What is asked
Filter these entries, keeping only lines that hold the word "PDAO".

>> BEGIN Material for the task

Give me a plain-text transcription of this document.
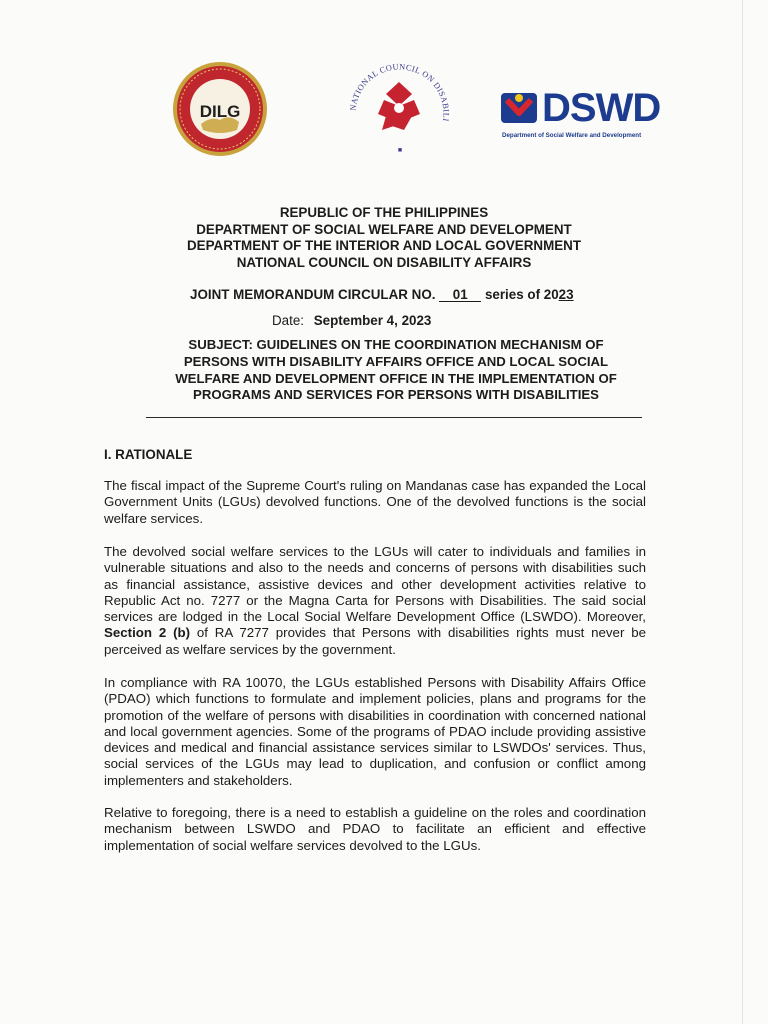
DILG	NATIONAL COUNCIL ON DISABILI
■
DSWD
Department of Social Welfare and Development
REPUBLIC OF THE PHILIPPINES
DEPARTMENT OF SOCIAL WELFARE AND DEVELOPMENT
DEPARTMENT OF THE INTERIOR AND LOCAL GOVERNMENT
NATIONAL COUNCIL ON DISABILITY AFFAIRS
JOINT MEMORANDUM CIRCULAR NO. 01 series of 2023
Date: September 4, 2023
SUBJECT: GUIDELINES ON THE COORDINATION MECHANISM OF
PERSONS WITH DISABILITY AFFAIRS OFFICE AND LOCAL SOCIAL
WELFARE AND DEVELOPMENT OFFICE IN THE IMPLEMENTATION OF
PROGRAMS AND SERVICES FOR PERSONS WITH DISABILITIES
I. RATIONALE
The fiscal impact of the Supreme Court's ruling on Mandanas case has expanded the Local Government Units (LGUs) devolved functions. One of the devolved functions is the social welfare services.
The devolved social welfare services to the LGUs will cater to individuals and families in vulnerable situations and also to the needs and concerns of persons with disabilities such as financial assistance, assistive devices and other development activities relative to Republic Act no. 7277 or the Magna Carta for Persons with Disabilities. The said social services are lodged in the Local Social Welfare Development Office (LSWDO). Moreover, Section 2 (b) of RA 7277 provides that Persons with disabilities rights must never be perceived as welfare services by the government.
In compliance with RA 10070, the LGUs established Persons with Disability Affairs Office (PDAO) which functions to formulate and implement policies, plans and programs for the promotion of the welfare of persons with disabilities in coordination with concerned national and local government agencies. Some of the programs of PDAO include providing assistive devices and medical and financial assistance services similar to LSWDOs' services. Thus, social services of the LGUs may lead to duplication, and confusion or conflict among implementers and stakeholders.
Relative to foregoing, there is a need to establish a guideline on the roles and coordination mechanism between LSWDO and PDAO to facilitate an efficient and effective implementation of social welfare services devolved to the LGUs.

>> END Material for the task

Response to the task
In compliance with RA 10070, the LGUs established Persons with Disability Affairs Office (PDAO) which functions to formulate and implement policies, plans and programs for the promotion of the welfare of persons with disabilities in coordination with concerned national and local government agencies. Some of the programs of PDAO include providing assistive devices and medical and financial assistance services similar to LSWDOs' services. Thus, social services of the LGUs may lead to duplication, and confusion or conflict among implementers and stakeholders.
Relative to foregoing, there is a need to establish a guideline on the roles and coordination mechanism between LSWDO and PDAO to facilitate an efficient and effective implementation of social welfare services devolved to the LGUs.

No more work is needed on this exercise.